## TEXT
▽

Smith chose Ray Baker to serve as her next producer. Baker had operated a publishing company and produced several song demos that prompted Smith to choose him. The pair had a more agreeable relationship and recorded together throughout the decade. Baker produced Smith's next Columbia album, titled That's the Way Love Goes (1974). The LP featured several original recordings and cover tunes. The album included "Ain't Love a Good Thing", which was released as a single and became her 18th top-10 song on the Billboard country chart. Although she recorded two gospel projects in 1974, the label waited until 1975 to release both LPs. Instead, Columbia released a secular project titled I Never Knew (What That Song Meant Before) (1974). Its title track became a top-20 Billboard country single, peaking at number 13. It was followed in 1975 by the traditional country LP I Got a Lot of Hurtin' Done Today/I've Got My Baby On My Mind. Both "I've Got My Baby on My Mind" and Smith's cover of Hank Williams's "Why Don't You Love Me" reached the country top 20.

Music critics noticed a change in Smith's vocals following her Columbia switch. When reviewing the compilation, Connie Smith Sings Her Hits, Thom Jurek of Allmusic commented that she lost the "grain" in her voice: "It could be said, that regardless of the material, she never made a bad record; the tunes were carefully chosen, it's true, but she never tried to hide the hardcore twang in her vocal style." Smith's biographer, Barry Mazor, found her voice to "lower in range by this point" and saw evidence of Columbia attempting to "push her recorded vocal into the upper end of her range". Other critics noticed stylistic changes, but observed no change in her singing. NPR's Ken Tucker found her recordings in this era to feature more pop instrumentation, but did not "obscure the passion and pain she communicated so fearlessly".

△

## INFORMATION SHOWN
▽

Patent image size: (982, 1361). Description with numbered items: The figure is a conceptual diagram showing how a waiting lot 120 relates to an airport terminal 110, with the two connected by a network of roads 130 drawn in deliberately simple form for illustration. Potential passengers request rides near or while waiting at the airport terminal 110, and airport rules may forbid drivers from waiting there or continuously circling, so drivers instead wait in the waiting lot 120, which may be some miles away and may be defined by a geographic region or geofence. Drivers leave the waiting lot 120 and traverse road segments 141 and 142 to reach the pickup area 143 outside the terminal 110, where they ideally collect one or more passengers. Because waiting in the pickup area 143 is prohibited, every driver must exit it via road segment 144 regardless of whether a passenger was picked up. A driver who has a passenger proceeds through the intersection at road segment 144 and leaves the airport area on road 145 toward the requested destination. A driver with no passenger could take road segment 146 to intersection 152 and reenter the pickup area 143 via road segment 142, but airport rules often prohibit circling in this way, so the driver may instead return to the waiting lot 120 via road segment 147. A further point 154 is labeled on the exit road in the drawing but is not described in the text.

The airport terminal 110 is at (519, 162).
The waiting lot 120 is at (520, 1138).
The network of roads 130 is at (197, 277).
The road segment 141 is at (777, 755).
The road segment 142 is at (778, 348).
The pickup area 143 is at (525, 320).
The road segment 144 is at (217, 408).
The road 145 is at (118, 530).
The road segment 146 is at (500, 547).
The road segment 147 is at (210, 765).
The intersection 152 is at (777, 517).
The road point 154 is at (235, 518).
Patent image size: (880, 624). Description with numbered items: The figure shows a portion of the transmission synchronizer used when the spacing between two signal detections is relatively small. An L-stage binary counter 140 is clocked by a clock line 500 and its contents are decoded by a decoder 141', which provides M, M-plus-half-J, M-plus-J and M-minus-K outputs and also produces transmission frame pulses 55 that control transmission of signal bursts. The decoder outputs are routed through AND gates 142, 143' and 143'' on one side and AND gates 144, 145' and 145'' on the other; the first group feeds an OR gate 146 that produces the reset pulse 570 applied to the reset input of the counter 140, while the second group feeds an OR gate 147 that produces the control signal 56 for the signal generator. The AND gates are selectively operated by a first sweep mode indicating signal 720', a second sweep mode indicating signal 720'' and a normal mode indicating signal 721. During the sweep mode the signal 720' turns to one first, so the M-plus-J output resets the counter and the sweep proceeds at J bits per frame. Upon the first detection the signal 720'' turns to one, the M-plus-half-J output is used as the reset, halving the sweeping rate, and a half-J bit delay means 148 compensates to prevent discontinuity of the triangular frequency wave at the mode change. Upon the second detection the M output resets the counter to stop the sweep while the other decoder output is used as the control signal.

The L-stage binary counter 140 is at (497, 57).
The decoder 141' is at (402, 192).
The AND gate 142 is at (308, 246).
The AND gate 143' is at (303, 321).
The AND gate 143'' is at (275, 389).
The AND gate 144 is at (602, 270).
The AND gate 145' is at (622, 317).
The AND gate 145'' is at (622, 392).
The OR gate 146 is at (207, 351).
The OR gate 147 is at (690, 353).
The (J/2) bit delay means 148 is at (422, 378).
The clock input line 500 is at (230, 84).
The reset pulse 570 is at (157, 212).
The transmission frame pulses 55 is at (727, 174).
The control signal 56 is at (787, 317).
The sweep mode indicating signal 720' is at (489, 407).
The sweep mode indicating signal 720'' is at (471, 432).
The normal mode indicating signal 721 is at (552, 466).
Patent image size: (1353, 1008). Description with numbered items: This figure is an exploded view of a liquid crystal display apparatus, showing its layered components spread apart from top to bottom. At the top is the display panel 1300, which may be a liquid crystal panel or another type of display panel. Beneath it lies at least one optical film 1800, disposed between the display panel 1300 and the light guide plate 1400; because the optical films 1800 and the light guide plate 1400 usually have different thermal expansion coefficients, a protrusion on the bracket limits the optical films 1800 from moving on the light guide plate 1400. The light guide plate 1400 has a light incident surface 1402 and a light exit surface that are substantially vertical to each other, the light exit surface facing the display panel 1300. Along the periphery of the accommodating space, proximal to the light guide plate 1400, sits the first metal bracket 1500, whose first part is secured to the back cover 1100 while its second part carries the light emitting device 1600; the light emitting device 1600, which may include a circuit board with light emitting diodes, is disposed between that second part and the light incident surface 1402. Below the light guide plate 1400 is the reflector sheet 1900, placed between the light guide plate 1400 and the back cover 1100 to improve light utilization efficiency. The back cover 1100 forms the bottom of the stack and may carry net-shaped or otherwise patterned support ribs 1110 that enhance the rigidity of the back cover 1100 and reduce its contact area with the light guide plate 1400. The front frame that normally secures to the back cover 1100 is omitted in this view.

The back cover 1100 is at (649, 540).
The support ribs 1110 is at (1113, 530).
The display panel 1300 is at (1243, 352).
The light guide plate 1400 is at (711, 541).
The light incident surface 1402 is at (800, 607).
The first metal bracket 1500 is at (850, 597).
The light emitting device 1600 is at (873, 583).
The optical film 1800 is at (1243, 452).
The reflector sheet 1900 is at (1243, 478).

△

## LIST OF TASKS
1 > How would you put this sentence from the passage on Connie Smith's Columbia years into Spanish: "The pair had a more agreeable relationship and recorded together throughout the decade."?
2 > Could you pick up the passage on Connie Smith's Columbia years after its last sentence and keep it going?

## ANSWERS GIVEN
1 > Ambos tuvieron una relación más cordial y grabaron juntos durante toda la década.

2 >
In 1975, Columbia released both of her 1974 gospel projects. The first was Connie Smith Sings Hank Williams Gospel. For the album, Smith and Baker went through the Hank Williams catalog, where they came across a series of never-before-released gospel songs. The result was the first album of Hank Williams gospel material recorded by another artist. In 1976, the project was nominated by the Grammy Awards for Best Gospel Performance. The second 1975 religious LP was the gospel-influenced Christmas album titled Joy to the World. In 1976, Columbia issued two more country albums of Smith's material: The Song We Fell in Love To and I Don't Wanna Talk It Over Anymore. Both LPs peaked in the Billboard country albums top 40. The albums included the number-13 country single "I Don't Wanna Talk It Over Anymore" and her 20th top 10, a remake of the Everly Brothers's "(Till) I Kissed You". The latter was Smith's second single to top Canada's RPM country chart.

In 1977, Smith moved to Fred Foster's Nashville label Monument Records. She was pressured into recording more country pop material than before and was given singing lessons by a songwriter. "He [Fred Foster] wanted to mold me into something that I wasn't comfortable with," Smith commented. "That's why that never worked." AllMusic's Stephen Thomas Erlewine found her Monument music to have "state-of-the-art production that dates instantly, walks the line between crossover pop and country-pop rather clumsily, and lacks good material." Monument released two LPs of Smith's material between 1977 and 1978. Her only commercially successful Monument single was a cover of Andy Gibb's "I Just Want to Be Your Everything". The single climbed to number 14 on the Billboard country chart. Yet, her other Monument releases reached progressively lower positions on the country chart between 1978 and 1979. Furthermore, Smith had five children by this point and felt pressured to be at home with her family. Ultimately, Smith decided to leave her country music career entirely to focus on raising her children and tending to her religious needs.

===1983–2003: Semi-retirement and return to music===
For three years, Smith remained in semi-retirement, committing only to occasional performances at the Grand Ole Opry, where she remained a member. At the Opry, she only performed gospel songs. She decided to return to her career, though, in 1983. She resigned with Monument Records, but left after the label filed for bankruptcy. Instead, singer and songwriter Ricky Skaggs helped her secure a new recording contract with Epic Records. The first single, "A Far Cry from You" (1985), was written by alternative country artist Steve Earle. It reached number 71 on the Hot Country Songs chart.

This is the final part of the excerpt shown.